Task description:
In the material below, identify each line bearing the word "JSON". Reproduce those lines.

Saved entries
-*-

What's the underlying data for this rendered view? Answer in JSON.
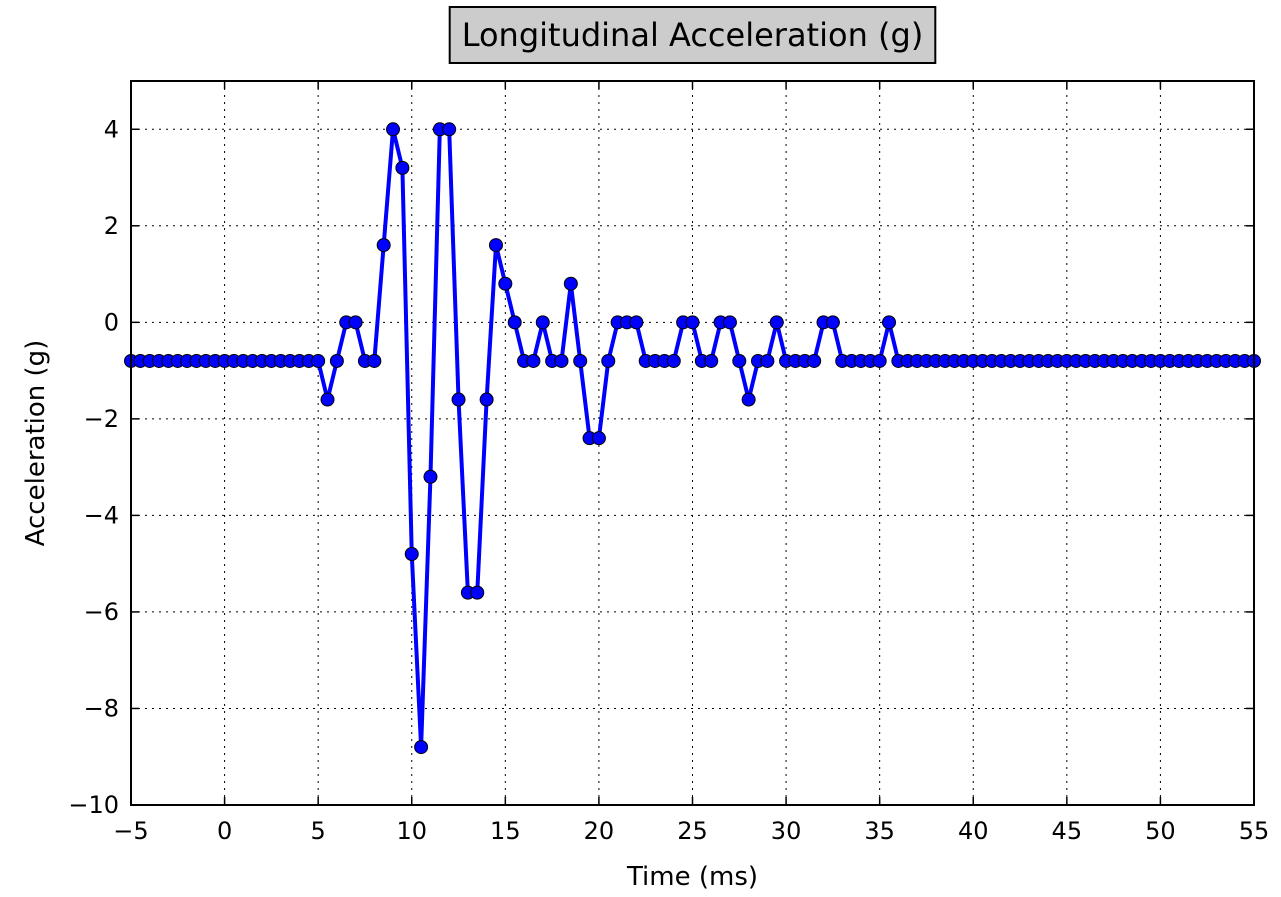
{
  "chart_data": {
    "type": "line",
    "title": "Longitudinal Acceleration (g)",
    "xlabel": "Time (ms)",
    "ylabel": "Acceleration (g)",
    "xlim": [
      -5,
      55
    ],
    "ylim": [
      -10,
      5
    ],
    "xticks": [
      -5,
      0,
      5,
      10,
      15,
      20,
      25,
      30,
      35,
      40,
      45,
      50,
      55
    ],
    "yticks": [
      -10,
      -8,
      -6,
      -4,
      -2,
      0,
      2,
      4
    ],
    "xtick_labels": [
      "−5",
      "0",
      "5",
      "10",
      "15",
      "20",
      "25",
      "30",
      "35",
      "40",
      "45",
      "50",
      "55"
    ],
    "ytick_labels": [
      "−10",
      "−8",
      "−6",
      "−4",
      "−2",
      "0",
      "2",
      "4"
    ],
    "grid": true,
    "title_box": true,
    "series": [
      {
        "color": "#0000ff",
        "marker": "circle",
        "x_start": -5,
        "x_step": 0.5,
        "values": [
          -0.8,
          -0.8,
          -0.8,
          -0.8,
          -0.8,
          -0.8,
          -0.8,
          -0.8,
          -0.8,
          -0.8,
          -0.8,
          -0.8,
          -0.8,
          -0.8,
          -0.8,
          -0.8,
          -0.8,
          -0.8,
          -0.8,
          -0.8,
          -0.8,
          -1.6,
          -0.8,
          0,
          0,
          -0.8,
          -0.8,
          1.6,
          4,
          3.2,
          -4.8,
          -8.8,
          -3.2,
          4,
          4,
          -1.6,
          -5.6,
          -5.6,
          -1.6,
          1.6,
          0.8,
          0,
          -0.8,
          -0.8,
          0,
          -0.8,
          -0.8,
          0.8,
          -0.8,
          -2.4,
          -2.4,
          -0.8,
          0,
          0,
          0,
          -0.8,
          -0.8,
          -0.8,
          -0.8,
          0,
          0,
          -0.8,
          -0.8,
          0,
          0,
          -0.8,
          -1.6,
          -0.8,
          -0.8,
          0,
          -0.8,
          -0.8,
          -0.8,
          -0.8,
          0,
          0,
          -0.8,
          -0.8,
          -0.8,
          -0.8,
          -0.8,
          0,
          -0.8,
          -0.8,
          -0.8,
          -0.8,
          -0.8,
          -0.8,
          -0.8,
          -0.8,
          -0.8,
          -0.8,
          -0.8,
          -0.8,
          -0.8,
          -0.8,
          -0.8,
          -0.8,
          -0.8,
          -0.8,
          -0.8,
          -0.8,
          -0.8,
          -0.8,
          -0.8,
          -0.8,
          -0.8,
          -0.8,
          -0.8,
          -0.8,
          -0.8,
          -0.8,
          -0.8,
          -0.8,
          -0.8,
          -0.8,
          -0.8,
          -0.8,
          -0.8,
          -0.8,
          -0.8
        ]
      }
    ]
  }
}
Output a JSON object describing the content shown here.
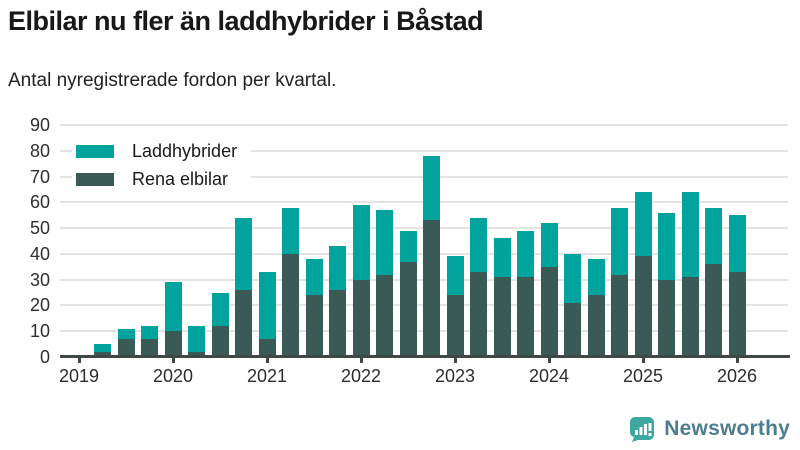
{
  "title": "Elbilar nu fler än laddhybrider i Båstad",
  "subtitle": "Antal nyregistrerade fordon per kvartal.",
  "legend": [
    {
      "label": "Laddhybrider",
      "color": "#00a49c"
    },
    {
      "label": "Rena elbilar",
      "color": "#3a5a56"
    }
  ],
  "branding": {
    "name": "Newsworthy",
    "icon_color": "#3ea79f",
    "text_color": "#4e7d92"
  },
  "chart_data": {
    "type": "bar",
    "stacked": true,
    "title": "Elbilar nu fler än laddhybrider i Båstad",
    "subtitle": "Antal nyregistrerade fordon per kvartal.",
    "xlabel": "",
    "ylabel": "",
    "ylim": [
      0,
      90
    ],
    "yticks": [
      0,
      10,
      20,
      30,
      40,
      50,
      60,
      70,
      80,
      90
    ],
    "grid": true,
    "legend_position": "top-left",
    "x_tick_labels": [
      "2019",
      "2020",
      "2021",
      "2022",
      "2023",
      "2024",
      "2025",
      "2026"
    ],
    "quarters_per_year": 4,
    "start_slot": 1,
    "categories": [
      "2019 K2",
      "2019 K3",
      "2019 K4",
      "2020 K1",
      "2020 K2",
      "2020 K3",
      "2020 K4",
      "2021 K1",
      "2021 K2",
      "2021 K3",
      "2021 K4",
      "2022 K1",
      "2022 K2",
      "2022 K3",
      "2022 K4",
      "2023 K1",
      "2023 K2",
      "2023 K3",
      "2023 K4",
      "2024 K1",
      "2024 K2",
      "2024 K3",
      "2024 K4",
      "2025 K1",
      "2025 K2",
      "2025 K3",
      "2025 K4",
      "2026 K1"
    ],
    "series": [
      {
        "name": "Laddhybrider",
        "color": "#00a49c",
        "values": [
          3,
          4,
          5,
          19,
          10,
          13,
          28,
          26,
          18,
          14,
          17,
          29,
          25,
          12,
          25,
          15,
          21,
          15,
          18,
          17,
          19,
          14,
          26,
          25,
          26,
          33,
          22,
          22
        ]
      },
      {
        "name": "Rena elbilar",
        "color": "#3a5a56",
        "values": [
          2,
          7,
          7,
          10,
          2,
          12,
          26,
          7,
          40,
          24,
          26,
          30,
          32,
          37,
          53,
          24,
          33,
          31,
          31,
          35,
          21,
          24,
          32,
          39,
          30,
          31,
          36,
          33
        ]
      }
    ]
  }
}
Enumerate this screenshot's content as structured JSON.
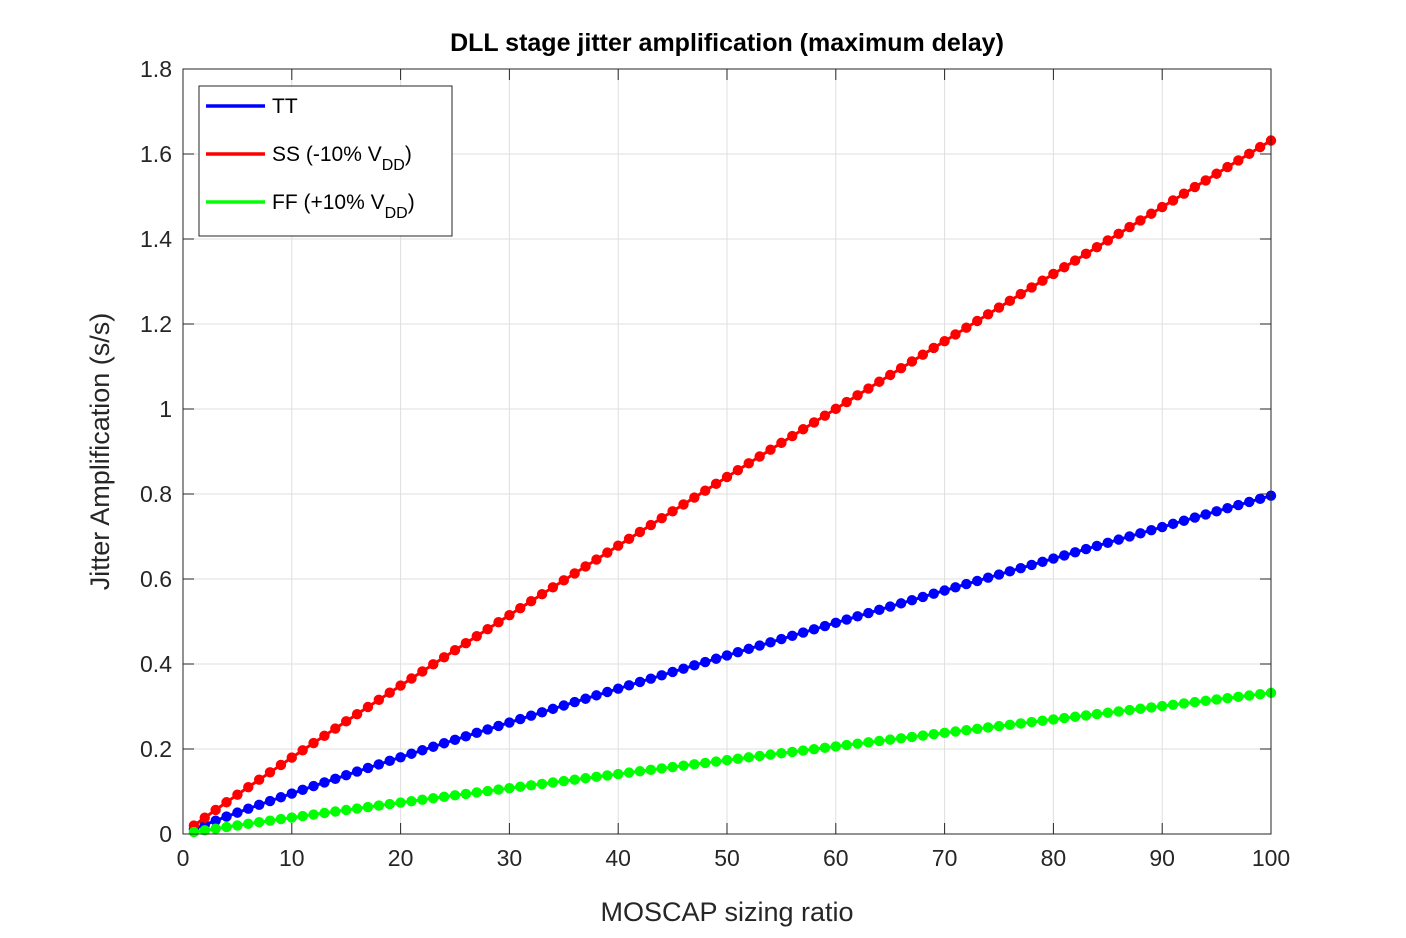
{
  "chart_data": {
    "type": "line",
    "title": "DLL stage jitter amplification (maximum delay)",
    "xlabel": "MOSCAP sizing ratio",
    "ylabel": "Jitter Amplification (s/s)",
    "xlim": [
      0,
      100
    ],
    "ylim": [
      0,
      1.8
    ],
    "xticks": [
      "0",
      "10",
      "20",
      "30",
      "40",
      "50",
      "60",
      "70",
      "80",
      "90",
      "100"
    ],
    "yticks": [
      "0",
      "0.2",
      "0.4",
      "0.6",
      "0.8",
      "1",
      "1.2",
      "1.4",
      "1.6",
      "1.8"
    ],
    "grid": true,
    "legend_position": "top-left",
    "marker": "filled-circle",
    "x": {
      "start": 1,
      "end": 100,
      "step": 1
    },
    "series": [
      {
        "name": "TT",
        "legend_main": "TT",
        "legend_sub": "",
        "legend_tail": "",
        "color": "#0000ff",
        "curve": {
          "type": "power",
          "coef": 0.0114,
          "exp": 0.922
        },
        "points": [
          [
            1,
            0.011
          ],
          [
            10,
            0.095
          ],
          [
            20,
            0.18
          ],
          [
            30,
            0.26
          ],
          [
            40,
            0.34
          ],
          [
            50,
            0.42
          ],
          [
            60,
            0.495
          ],
          [
            70,
            0.57
          ],
          [
            80,
            0.645
          ],
          [
            90,
            0.725
          ],
          [
            100,
            0.8
          ]
        ]
      },
      {
        "name": "SS (-10% V_DD)",
        "legend_main": "SS (-10% V",
        "legend_sub": "DD",
        "legend_tail": ")",
        "color": "#ff0000",
        "curve": {
          "type": "power",
          "coef": 0.0198,
          "exp": 0.958
        },
        "points": [
          [
            1,
            0.02
          ],
          [
            10,
            0.18
          ],
          [
            20,
            0.355
          ],
          [
            30,
            0.525
          ],
          [
            40,
            0.695
          ],
          [
            50,
            0.86
          ],
          [
            60,
            1.02
          ],
          [
            70,
            1.18
          ],
          [
            80,
            1.335
          ],
          [
            90,
            1.485
          ],
          [
            100,
            1.64
          ]
        ]
      },
      {
        "name": "FF (+10% V_DD)",
        "legend_main": "FF (+10% V",
        "legend_sub": "DD",
        "legend_tail": ")",
        "color": "#00ff00",
        "curve": {
          "type": "power",
          "coef": 0.0045,
          "exp": 0.934
        },
        "points": [
          [
            1,
            0.005
          ],
          [
            10,
            0.039
          ],
          [
            20,
            0.074
          ],
          [
            30,
            0.109
          ],
          [
            40,
            0.143
          ],
          [
            50,
            0.175
          ],
          [
            60,
            0.21
          ],
          [
            70,
            0.24
          ],
          [
            80,
            0.27
          ],
          [
            90,
            0.3
          ],
          [
            100,
            0.33
          ]
        ]
      }
    ]
  }
}
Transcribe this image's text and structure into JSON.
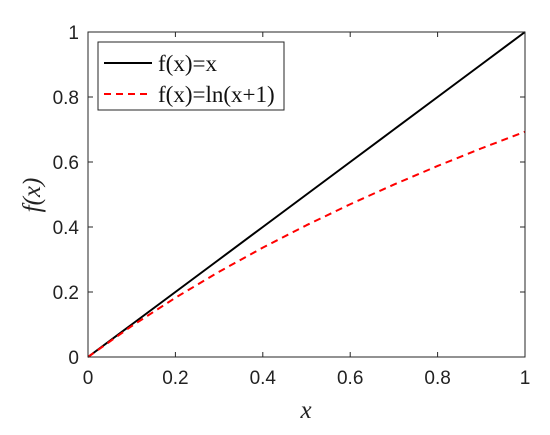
{
  "chart_data": {
    "type": "line",
    "title": "",
    "xlabel": "x",
    "ylabel": "f(x)",
    "xlim": [
      0,
      1
    ],
    "ylim": [
      0,
      1
    ],
    "x_ticks": [
      0,
      0.2,
      0.4,
      0.6,
      0.8,
      1
    ],
    "y_ticks": [
      0,
      0.2,
      0.4,
      0.6,
      0.8,
      1
    ],
    "x_tick_labels": [
      "0",
      "0.2",
      "0.4",
      "0.6",
      "0.8",
      "1"
    ],
    "y_tick_labels": [
      "0",
      "0.2",
      "0.4",
      "0.6",
      "0.8",
      "1"
    ],
    "grid": false,
    "legend_position": "top-left",
    "x": [
      0,
      0.1,
      0.2,
      0.3,
      0.4,
      0.5,
      0.6,
      0.7,
      0.8,
      0.9,
      1
    ],
    "series": [
      {
        "name": "f(x)=x",
        "legend_label": "f(x)=x",
        "color": "#000000",
        "style": "solid",
        "values": [
          0,
          0.1,
          0.2,
          0.3,
          0.4,
          0.5,
          0.6,
          0.7,
          0.8,
          0.9,
          1
        ]
      },
      {
        "name": "f(x)=ln(x+1)",
        "legend_label": "f(x)=ln(x+1)",
        "color": "#ff0000",
        "style": "dashed",
        "values": [
          0,
          0.0953,
          0.1823,
          0.2624,
          0.3365,
          0.4055,
          0.47,
          0.5306,
          0.5878,
          0.6419,
          0.6931
        ]
      }
    ]
  }
}
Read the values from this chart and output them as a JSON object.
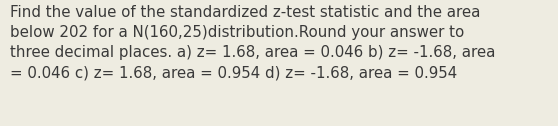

-*-

Correct response:
What's the underlying data for this rendered view? Answer in JSON.
Output a JSON object describing the content shown here.
Enumerate this screenshot's content as structured JSON.
Transcribe this image's text and structure into JSON.
Read the values from this chart and output them as a JSON object.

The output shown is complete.